▸ **Required task**
Repeat the records verbatim and leave the pictures out of your copy.

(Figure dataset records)
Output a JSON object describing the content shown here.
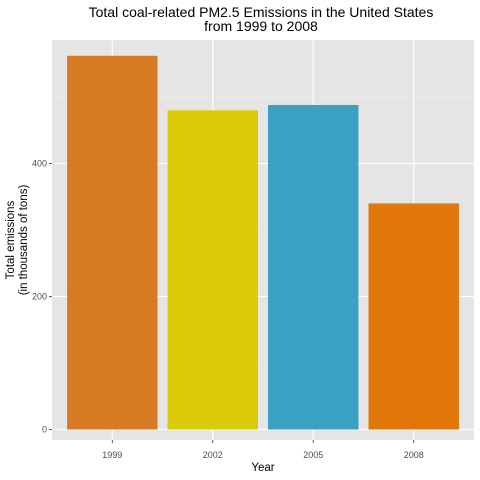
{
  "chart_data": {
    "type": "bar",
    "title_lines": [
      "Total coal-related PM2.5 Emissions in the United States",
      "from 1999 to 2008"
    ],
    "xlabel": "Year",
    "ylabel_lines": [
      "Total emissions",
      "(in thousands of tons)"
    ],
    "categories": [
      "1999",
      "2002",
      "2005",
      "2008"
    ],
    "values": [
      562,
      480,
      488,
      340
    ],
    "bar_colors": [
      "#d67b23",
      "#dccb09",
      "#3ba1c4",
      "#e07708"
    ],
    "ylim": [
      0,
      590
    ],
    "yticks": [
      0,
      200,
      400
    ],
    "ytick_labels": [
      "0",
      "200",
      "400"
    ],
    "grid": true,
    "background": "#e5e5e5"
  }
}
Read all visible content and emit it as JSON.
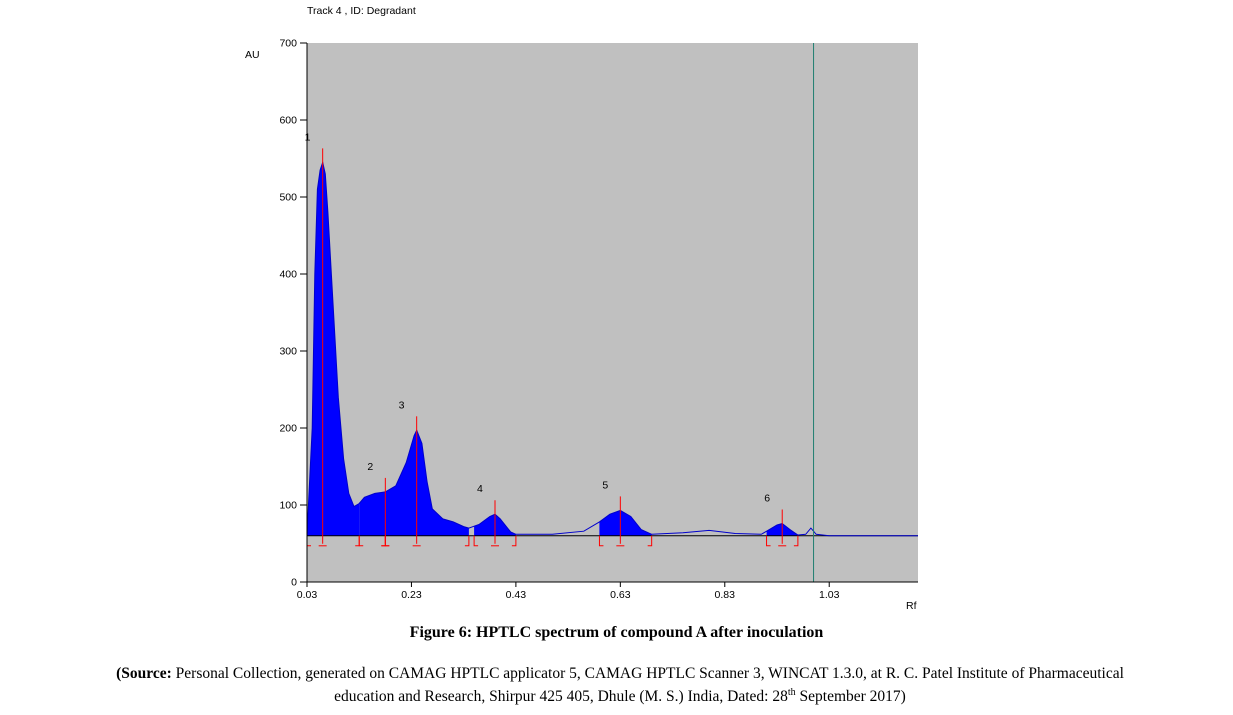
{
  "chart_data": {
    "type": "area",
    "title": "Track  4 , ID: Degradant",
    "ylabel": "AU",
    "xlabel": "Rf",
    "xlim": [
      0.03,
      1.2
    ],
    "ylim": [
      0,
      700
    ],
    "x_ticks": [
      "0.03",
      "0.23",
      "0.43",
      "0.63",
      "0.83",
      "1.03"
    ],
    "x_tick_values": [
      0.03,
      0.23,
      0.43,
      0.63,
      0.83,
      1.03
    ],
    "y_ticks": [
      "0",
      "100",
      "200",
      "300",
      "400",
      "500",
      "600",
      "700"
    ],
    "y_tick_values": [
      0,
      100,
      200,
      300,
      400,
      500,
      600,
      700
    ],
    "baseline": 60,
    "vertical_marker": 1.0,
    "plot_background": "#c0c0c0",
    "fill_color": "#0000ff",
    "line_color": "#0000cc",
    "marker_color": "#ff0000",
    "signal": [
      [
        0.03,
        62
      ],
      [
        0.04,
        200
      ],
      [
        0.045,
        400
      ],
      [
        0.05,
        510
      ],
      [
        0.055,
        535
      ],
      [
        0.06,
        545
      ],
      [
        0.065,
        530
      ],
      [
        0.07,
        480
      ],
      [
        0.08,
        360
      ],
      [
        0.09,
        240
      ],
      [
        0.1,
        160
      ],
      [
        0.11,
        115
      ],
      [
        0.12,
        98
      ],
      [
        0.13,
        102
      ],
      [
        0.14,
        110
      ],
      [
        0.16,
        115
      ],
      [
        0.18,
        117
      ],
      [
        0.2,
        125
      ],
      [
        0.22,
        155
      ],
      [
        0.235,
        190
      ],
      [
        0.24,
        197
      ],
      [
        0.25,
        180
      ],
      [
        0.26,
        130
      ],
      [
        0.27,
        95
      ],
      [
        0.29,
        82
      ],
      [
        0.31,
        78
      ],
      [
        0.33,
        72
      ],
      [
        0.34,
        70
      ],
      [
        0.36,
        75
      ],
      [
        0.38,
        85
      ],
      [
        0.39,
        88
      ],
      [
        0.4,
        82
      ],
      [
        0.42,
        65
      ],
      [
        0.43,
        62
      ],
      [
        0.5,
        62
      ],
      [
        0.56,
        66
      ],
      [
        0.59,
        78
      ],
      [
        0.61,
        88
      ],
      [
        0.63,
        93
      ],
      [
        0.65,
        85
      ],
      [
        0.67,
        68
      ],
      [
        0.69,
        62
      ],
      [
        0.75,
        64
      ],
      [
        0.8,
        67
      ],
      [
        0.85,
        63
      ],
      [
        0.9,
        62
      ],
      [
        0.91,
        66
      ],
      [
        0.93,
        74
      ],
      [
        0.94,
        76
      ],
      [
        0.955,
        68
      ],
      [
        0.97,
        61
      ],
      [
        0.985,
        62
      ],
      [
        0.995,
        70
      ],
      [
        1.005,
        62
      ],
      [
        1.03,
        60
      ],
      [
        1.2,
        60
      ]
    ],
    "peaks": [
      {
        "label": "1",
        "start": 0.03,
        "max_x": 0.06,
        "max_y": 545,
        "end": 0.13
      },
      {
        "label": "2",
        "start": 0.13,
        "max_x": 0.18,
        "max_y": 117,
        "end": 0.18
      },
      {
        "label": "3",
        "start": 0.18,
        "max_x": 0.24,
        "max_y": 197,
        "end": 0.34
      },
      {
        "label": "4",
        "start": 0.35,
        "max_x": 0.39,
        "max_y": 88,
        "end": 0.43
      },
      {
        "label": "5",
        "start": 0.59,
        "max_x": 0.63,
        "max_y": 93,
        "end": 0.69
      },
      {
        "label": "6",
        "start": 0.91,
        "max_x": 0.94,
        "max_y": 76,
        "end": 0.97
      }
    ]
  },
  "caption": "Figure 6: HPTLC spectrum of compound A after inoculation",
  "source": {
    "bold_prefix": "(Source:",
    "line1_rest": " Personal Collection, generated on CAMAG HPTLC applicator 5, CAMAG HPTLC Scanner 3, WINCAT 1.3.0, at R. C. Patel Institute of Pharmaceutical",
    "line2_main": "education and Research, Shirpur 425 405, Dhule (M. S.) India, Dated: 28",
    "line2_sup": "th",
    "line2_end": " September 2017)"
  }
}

▸ **Written solution**
Output a JSON object describing the content shown here.
{
  "chart_data": {
    "type": "bar",
    "title_lines": [
      "Total coal-related PM2.5 Emissions in the United States",
      "from 1999 to 2008"
    ],
    "xlabel": "Year",
    "ylabel_lines": [
      "Total emissions",
      "(in thousands of tons)"
    ],
    "categories": [
      "1999",
      "2002",
      "2005",
      "2008"
    ],
    "values": [
      562,
      480,
      488,
      340
    ],
    "bar_colors": [
      "#d67b23",
      "#dccb09",
      "#3ba1c4",
      "#e07708"
    ],
    "ylim": [
      0,
      590
    ],
    "yticks": [
      0,
      200,
      400
    ],
    "ytick_labels": [
      "0",
      "200",
      "400"
    ],
    "grid": true,
    "background": "#e5e5e5"
  }
}
Read all visible content and emit it as JSON.
{
  "chart_data": {
    "type": "area",
    "title": "Track  4 , ID: Degradant",
    "ylabel": "AU",
    "xlabel": "Rf",
    "xlim": [
      0.03,
      1.2
    ],
    "ylim": [
      0,
      700
    ],
    "x_ticks": [
      "0.03",
      "0.23",
      "0.43",
      "0.63",
      "0.83",
      "1.03"
    ],
    "x_tick_values": [
      0.03,
      0.23,
      0.43,
      0.63,
      0.83,
      1.03
    ],
    "y_ticks": [
      "0",
      "100",
      "200",
      "300",
      "400",
      "500",
      "600",
      "700"
    ],
    "y_tick_values": [
      0,
      100,
      200,
      300,
      400,
      500,
      600,
      700
    ],
    "baseline": 60,
    "vertical_marker": 1.0,
    "plot_background": "#c0c0c0",
    "fill_color": "#0000ff",
    "line_color": "#0000cc",
    "marker_color": "#ff0000",
    "signal": [
      [
        0.03,
        62
      ],
      [
        0.04,
        200
      ],
      [
        0.045,
        400
      ],
      [
        0.05,
        510
      ],
      [
        0.055,
        535
      ],
      [
        0.06,
        545
      ],
      [
        0.065,
        530
      ],
      [
        0.07,
        480
      ],
      [
        0.08,
        360
      ],
      [
        0.09,
        240
      ],
      [
        0.1,
        160
      ],
      [
        0.11,
        115
      ],
      [
        0.12,
        98
      ],
      [
        0.13,
        102
      ],
      [
        0.14,
        110
      ],
      [
        0.16,
        115
      ],
      [
        0.18,
        117
      ],
      [
        0.2,
        125
      ],
      [
        0.22,
        155
      ],
      [
        0.235,
        190
      ],
      [
        0.24,
        197
      ],
      [
        0.25,
        180
      ],
      [
        0.26,
        130
      ],
      [
        0.27,
        95
      ],
      [
        0.29,
        82
      ],
      [
        0.31,
        78
      ],
      [
        0.33,
        72
      ],
      [
        0.34,
        70
      ],
      [
        0.36,
        75
      ],
      [
        0.38,
        85
      ],
      [
        0.39,
        88
      ],
      [
        0.4,
        82
      ],
      [
        0.42,
        65
      ],
      [
        0.43,
        62
      ],
      [
        0.5,
        62
      ],
      [
        0.56,
        66
      ],
      [
        0.59,
        78
      ],
      [
        0.61,
        88
      ],
      [
        0.63,
        93
      ],
      [
        0.65,
        85
      ],
      [
        0.67,
        68
      ],
      [
        0.69,
        62
      ],
      [
        0.75,
        64
      ],
      [
        0.8,
        67
      ],
      [
        0.85,
        63
      ],
      [
        0.9,
        62
      ],
      [
        0.91,
        66
      ],
      [
        0.93,
        74
      ],
      [
        0.94,
        76
      ],
      [
        0.955,
        68
      ],
      [
        0.97,
        61
      ],
      [
        0.985,
        62
      ],
      [
        0.995,
        70
      ],
      [
        1.005,
        62
      ],
      [
        1.03,
        60
      ],
      [
        1.2,
        60
      ]
    ],
    "peaks": [
      {
        "label": "1",
        "start": 0.03,
        "max_x": 0.06,
        "max_y": 545,
        "end": 0.13
      },
      {
        "label": "2",
        "start": 0.13,
        "max_x": 0.18,
        "max_y": 117,
        "end": 0.18
      },
      {
        "label": "3",
        "start": 0.18,
        "max_x": 0.24,
        "max_y": 197,
        "end": 0.34
      },
      {
        "label": "4",
        "start": 0.35,
        "max_x": 0.39,
        "max_y": 88,
        "end": 0.43
      },
      {
        "label": "5",
        "start": 0.59,
        "max_x": 0.63,
        "max_y": 93,
        "end": 0.69
      },
      {
        "label": "6",
        "start": 0.91,
        "max_x": 0.94,
        "max_y": 76,
        "end": 0.97
      }
    ]
  },
  "caption": "Figure 6: HPTLC spectrum of compound A after inoculation",
  "source": {
    "bold_prefix": "(Source:",
    "line1_rest": " Personal Collection, generated on CAMAG HPTLC applicator 5, CAMAG HPTLC Scanner 3, WINCAT 1.3.0, at R. C. Patel Institute of Pharmaceutical",
    "line2_main": "education and Research, Shirpur 425 405, Dhule (M. S.) India, Dated: 28",
    "line2_sup": "th",
    "line2_end": " September 2017)"
  }
}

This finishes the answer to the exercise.